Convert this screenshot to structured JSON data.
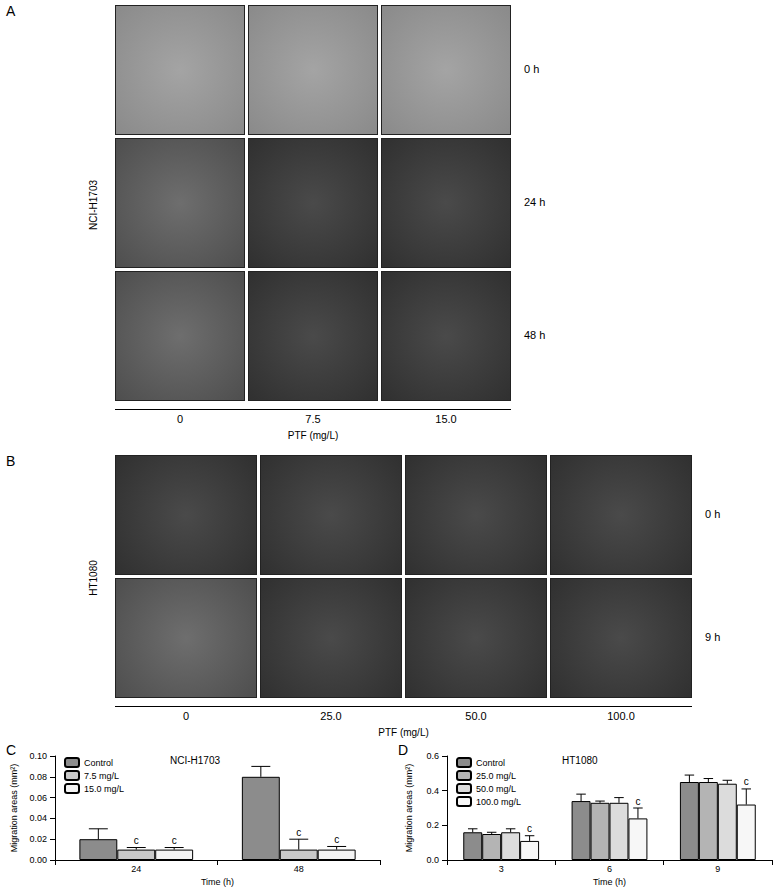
{
  "panels": [
    {
      "label": "A",
      "cell_line": "NCI-H1703",
      "rows": [
        "0 h",
        "24 h",
        "48 h"
      ],
      "columns": [
        "0",
        "7.5",
        "15.0"
      ],
      "axis_label": "PTF (mg/L)"
    },
    {
      "label": "B",
      "cell_line": "HT1080",
      "rows": [
        "0 h",
        "9 h"
      ],
      "columns": [
        "0",
        "25.0",
        "50.0",
        "100.0"
      ],
      "axis_label": "PTF (mg/L)"
    }
  ],
  "chart_data": [
    {
      "panel": "C",
      "type": "bar",
      "title": "NCI-H1703",
      "x_label": "Time (h)",
      "y_label": "Migration areas (mm²)",
      "categories": [
        "24",
        "48"
      ],
      "ylim": [
        0,
        0.1
      ],
      "yticks": [
        {
          "value": 0,
          "label": "0.00"
        },
        0.02,
        0.04,
        0.06,
        0.08,
        {
          "value": 0.1,
          "label": "0.10"
        }
      ],
      "grid": false,
      "legend": "upper left",
      "series": [
        {
          "name": "Control",
          "color": "#8c8c8c",
          "values": [
            0.02,
            0.08
          ],
          "errors": [
            0.01,
            0.01
          ],
          "significance": [
            null,
            null
          ]
        },
        {
          "name": "7.5 mg/L",
          "color": "#c8c8c8",
          "values": [
            0.01,
            0.01
          ],
          "errors": [
            0.002,
            0.01
          ],
          "significance": [
            "c",
            "c"
          ]
        },
        {
          "name": "15.0 mg/L",
          "color": "#f4f4f4",
          "values": [
            0.01,
            0.01
          ],
          "errors": [
            0.002,
            0.003
          ],
          "significance": [
            "c",
            "c"
          ]
        }
      ]
    },
    {
      "panel": "D",
      "type": "bar",
      "title": "HT1080",
      "x_label": "Time (h)",
      "y_label": "Migration areas (mm²)",
      "categories": [
        "3",
        "6",
        "9"
      ],
      "ylim": [
        0,
        0.6
      ],
      "yticks": [
        {
          "value": 0,
          "label": "0.0"
        },
        0.2,
        0.4,
        0.6
      ],
      "grid": false,
      "legend": "upper left",
      "series": [
        {
          "name": "Control",
          "color": "#8c8c8c",
          "values": [
            0.16,
            0.34,
            0.45
          ],
          "errors": [
            0.02,
            0.04,
            0.04
          ],
          "significance": [
            null,
            null,
            null
          ]
        },
        {
          "name": "25.0 mg/L",
          "color": "#b4b4b4",
          "values": [
            0.15,
            0.33,
            0.45
          ],
          "errors": [
            0.01,
            0.01,
            0.02
          ],
          "significance": [
            null,
            null,
            null
          ]
        },
        {
          "name": "50.0 mg/L",
          "color": "#dcdcdc",
          "values": [
            0.16,
            0.33,
            0.44
          ],
          "errors": [
            0.02,
            0.03,
            0.02
          ],
          "significance": [
            null,
            null,
            null
          ]
        },
        {
          "name": "100.0 mg/L",
          "color": "#f7f7f7",
          "values": [
            0.11,
            0.24,
            0.32
          ],
          "errors": [
            0.03,
            0.06,
            0.09
          ],
          "significance": [
            "c",
            "c",
            "c"
          ]
        }
      ]
    }
  ]
}
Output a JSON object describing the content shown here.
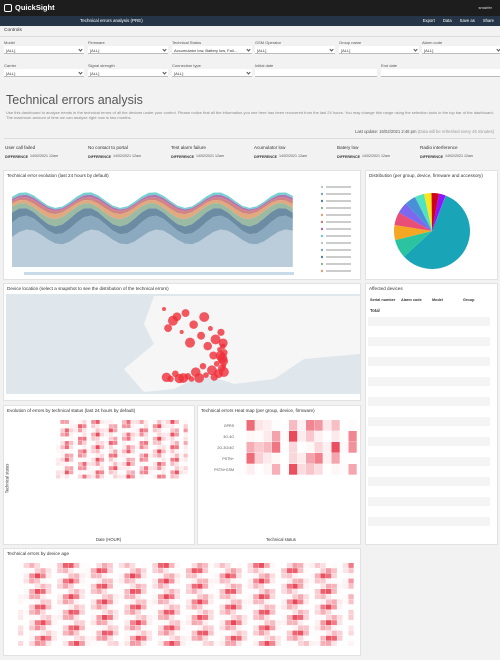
{
  "app": {
    "name": "QuickSight",
    "user": "smarfer"
  },
  "toolbar": {
    "tab": "Technical errors analysis (PRE)",
    "actions": [
      "Export",
      "Data",
      "Save as",
      "Share"
    ]
  },
  "controls": {
    "title": "Controls",
    "filters": [
      {
        "label": "Model",
        "value": "[ALL]"
      },
      {
        "label": "Firmware",
        "value": "[ALL]"
      },
      {
        "label": "Technical Status",
        "value": "Accumulator low, Battery low, Fail..."
      },
      {
        "label": "GSM Operator",
        "value": "[ALL]"
      },
      {
        "label": "Group name",
        "value": "[ALL]"
      },
      {
        "label": "Alarm code",
        "value": "[ALL]"
      },
      {
        "label": "Carrier",
        "value": "[ALL]"
      },
      {
        "label": "Signal strength",
        "value": "[ALL]"
      },
      {
        "label": "Connection type",
        "value": "[ALL]"
      },
      {
        "label": "Initial date"
      },
      {
        "label": "End date"
      }
    ]
  },
  "header": {
    "title": "Technical errors analysis",
    "description": "Use this dashboard to analyze trends in the technical errors of all the devices under your control. Please notice that all the information you see here has been recovered from the last 24 hours. You may change this range using the selection tools in the top bar of the dashboard. The maximum amount of time we can analyze right now is two months.",
    "last_update": "Last update: 16/02/2021 2:46 pm",
    "refresh_note": "(Data will be refreshed every 45 minutes)"
  },
  "kpis": [
    {
      "label": "User call failed",
      "date": "14/02/2021 12am",
      "difference": "DIFFERENCE"
    },
    {
      "label": "No contact to portal",
      "date": "14/02/2021 12am",
      "difference": "DIFFERENCE"
    },
    {
      "label": "Test alarm failure",
      "date": "14/02/2021 12am",
      "difference": "DIFFERENCE"
    },
    {
      "label": "Acumulator low",
      "date": "14/02/2021 12am",
      "difference": "DIFFERENCE"
    },
    {
      "label": "Batery low",
      "date": "14/02/2021 12am",
      "difference": "DIFFERENCE"
    },
    {
      "label": "Radio interference",
      "date": "14/02/2021 12am",
      "difference": "DIFFERENCE"
    }
  ],
  "panels": {
    "evolution": "Technical error evolution (last 24 hours by default)",
    "distribution": "Distribution (per group, device, firmware and accessory)",
    "location": "Device location (select a snapshot to see the distribution of the technical errors)",
    "status_evolution": "Evolution of errors by technical status (last 24 hours by default)",
    "heatmap": "Technical errors Heat map (per group, device, firmware)",
    "age": "Technical errors by device age"
  },
  "status_evolution": {
    "y_label": "Technical status",
    "x_label": "Date (HOUR)"
  },
  "heatmap": {
    "rows": [
      "GPRS",
      "3G-4G",
      "2G-3G/4G",
      "PSTN+",
      "PSTN+GSM"
    ],
    "x_label": "Technical status"
  },
  "affected_devices": {
    "title": "Affected devices",
    "columns": [
      "Serial number",
      "Alarm code",
      "Model",
      "Group"
    ],
    "total": "Total"
  }
}
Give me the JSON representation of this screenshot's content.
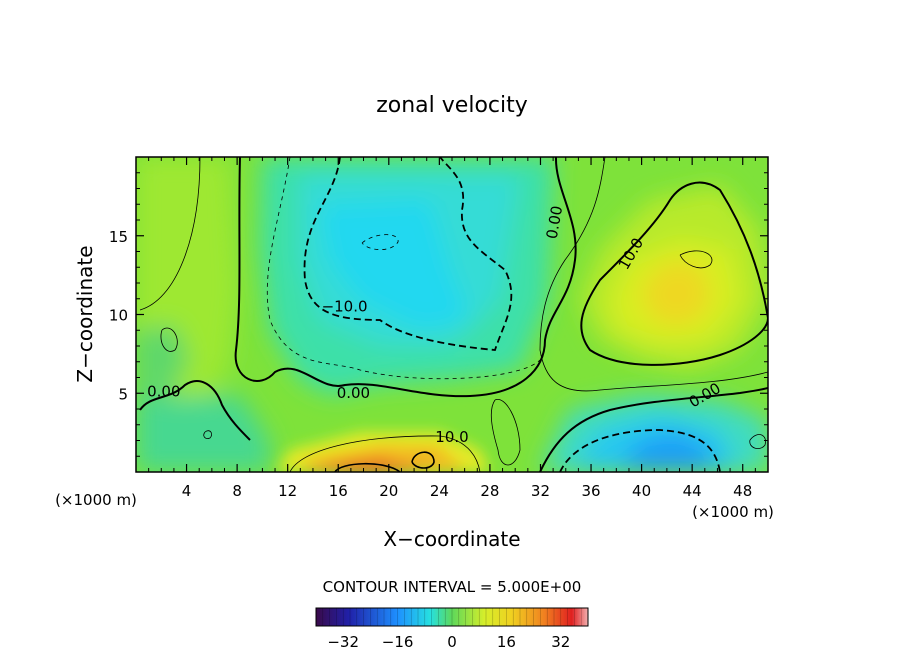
{
  "chart_data": {
    "type": "heatmap",
    "title": "zonal velocity",
    "xlabel": "X−coordinate",
    "ylabel": "Z−coordinate",
    "x_unit": "(×1000 m)",
    "xlim": [
      0,
      50
    ],
    "ylim": [
      0,
      20
    ],
    "x_ticks": [
      4,
      8,
      12,
      16,
      20,
      24,
      28,
      32,
      36,
      40,
      44,
      48
    ],
    "y_ticks": [
      5,
      10,
      15
    ],
    "contour_labels": [
      {
        "text": "−10.0",
        "x": 16.5,
        "y": 10.2
      },
      {
        "text": "0.00",
        "x": 33.5,
        "y": 15.8,
        "rotate": -80
      },
      {
        "text": "10.0",
        "x": 39.5,
        "y": 13.7,
        "rotate": -60
      },
      {
        "text": "0.00",
        "x": 2.2,
        "y": 4.8
      },
      {
        "text": "0.00",
        "x": 17.2,
        "y": 4.7
      },
      {
        "text": "10.0",
        "x": 25.0,
        "y": 1.9
      },
      {
        "text": "0.00",
        "x": 45.2,
        "y": 4.6,
        "rotate": -30
      }
    ],
    "features": [
      {
        "x": 19,
        "y": 13,
        "value": -12
      },
      {
        "x": 23.5,
        "y": 10.5,
        "value": -12
      },
      {
        "x": 42,
        "y": 11.5,
        "value": 14
      },
      {
        "x": 43,
        "y": 1.2,
        "value": -14
      },
      {
        "x": 18,
        "y": 0.6,
        "value": 22
      },
      {
        "x": 22,
        "y": 1.2,
        "value": 12
      }
    ],
    "contour_interval_text": "CONTOUR INTERVAL = 5.000E+00",
    "colorbar": {
      "ticks": [
        "−32",
        "−16",
        "0",
        "16",
        "32"
      ],
      "tick_values": [
        -32,
        -16,
        0,
        16,
        32
      ],
      "range": [
        -40,
        40
      ]
    },
    "grid": false
  }
}
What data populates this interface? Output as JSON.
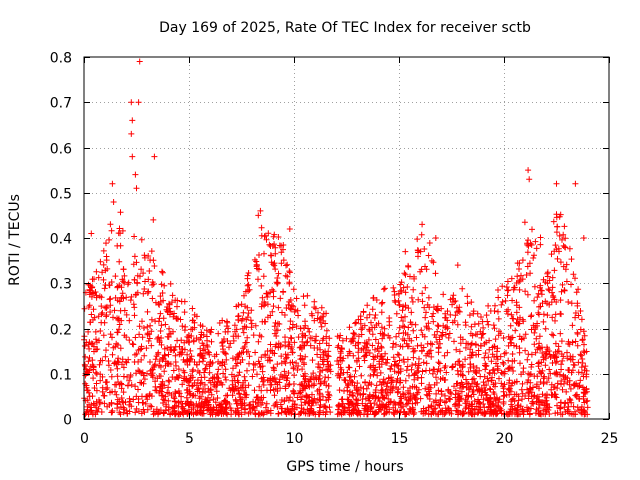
{
  "chart_data": {
    "type": "scatter",
    "title": "Day 169 of 2025, Rate Of TEC Index for receiver sctb",
    "xlabel": "GPS time / hours",
    "ylabel": "ROTI / TECUs",
    "xlim": [
      0,
      25
    ],
    "ylim": [
      0,
      0.8
    ],
    "x_ticks": [
      "0",
      "5",
      "10",
      "15",
      "20",
      "25"
    ],
    "y_ticks": [
      "0",
      "0.1",
      "0.2",
      "0.3",
      "0.4",
      "0.5",
      "0.6",
      "0.7",
      "0.8"
    ],
    "grid": true,
    "marker": "+",
    "color": "#ff0000",
    "series": [
      {
        "values_profile_hours": [
          0,
          0.5,
          1,
          1.5,
          2,
          2.5,
          3,
          3.5,
          4,
          4.5,
          5,
          5.5,
          6,
          6.5,
          7,
          7.5,
          8,
          8.5,
          9,
          9.5,
          10,
          10.5,
          11,
          11.5,
          12,
          12.5,
          13,
          13.5,
          14,
          14.5,
          15,
          15.5,
          16,
          16.5,
          17,
          17.5,
          18,
          18.5,
          19,
          19.5,
          20,
          20.5,
          21,
          21.5,
          22,
          22.5,
          23,
          23.5,
          24
        ],
        "values_profile_upper": [
          0.3,
          0.32,
          0.4,
          0.5,
          0.42,
          0.4,
          0.42,
          0.35,
          0.3,
          0.3,
          0.26,
          0.22,
          0.2,
          0.22,
          0.22,
          0.28,
          0.35,
          0.44,
          0.42,
          0.42,
          0.3,
          0.28,
          0.26,
          0.24,
          0.18,
          0.2,
          0.22,
          0.26,
          0.28,
          0.3,
          0.3,
          0.35,
          0.42,
          0.4,
          0.3,
          0.28,
          0.3,
          0.26,
          0.24,
          0.28,
          0.3,
          0.32,
          0.48,
          0.44,
          0.36,
          0.48,
          0.42,
          0.3,
          0.14
        ],
        "outliers": [
          {
            "x": 2.65,
            "y": 0.79
          },
          {
            "x": 2.25,
            "y": 0.7
          },
          {
            "x": 2.6,
            "y": 0.7
          },
          {
            "x": 2.3,
            "y": 0.66
          },
          {
            "x": 2.25,
            "y": 0.63
          },
          {
            "x": 2.3,
            "y": 0.58
          },
          {
            "x": 3.35,
            "y": 0.58
          },
          {
            "x": 2.45,
            "y": 0.54
          },
          {
            "x": 2.5,
            "y": 0.51
          },
          {
            "x": 1.35,
            "y": 0.52
          },
          {
            "x": 21.15,
            "y": 0.55
          },
          {
            "x": 21.2,
            "y": 0.53
          },
          {
            "x": 22.5,
            "y": 0.52
          },
          {
            "x": 23.4,
            "y": 0.52
          },
          {
            "x": 8.4,
            "y": 0.46
          },
          {
            "x": 8.3,
            "y": 0.45
          },
          {
            "x": 16.1,
            "y": 0.43
          },
          {
            "x": 16.75,
            "y": 0.4
          },
          {
            "x": 0.35,
            "y": 0.41
          },
          {
            "x": 3.3,
            "y": 0.44
          },
          {
            "x": 9.8,
            "y": 0.42
          },
          {
            "x": 23.8,
            "y": 0.4
          },
          {
            "x": 17.8,
            "y": 0.34
          },
          {
            "x": 15.3,
            "y": 0.37
          }
        ]
      }
    ]
  }
}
==*==
→ **TASK REQUIREMENTS**: Collect each line above holding the string "xlabel".

→ **TASK RESULT**:
    "xlabel": "X−coordinate",
    "xlabel": "GPS time / hours",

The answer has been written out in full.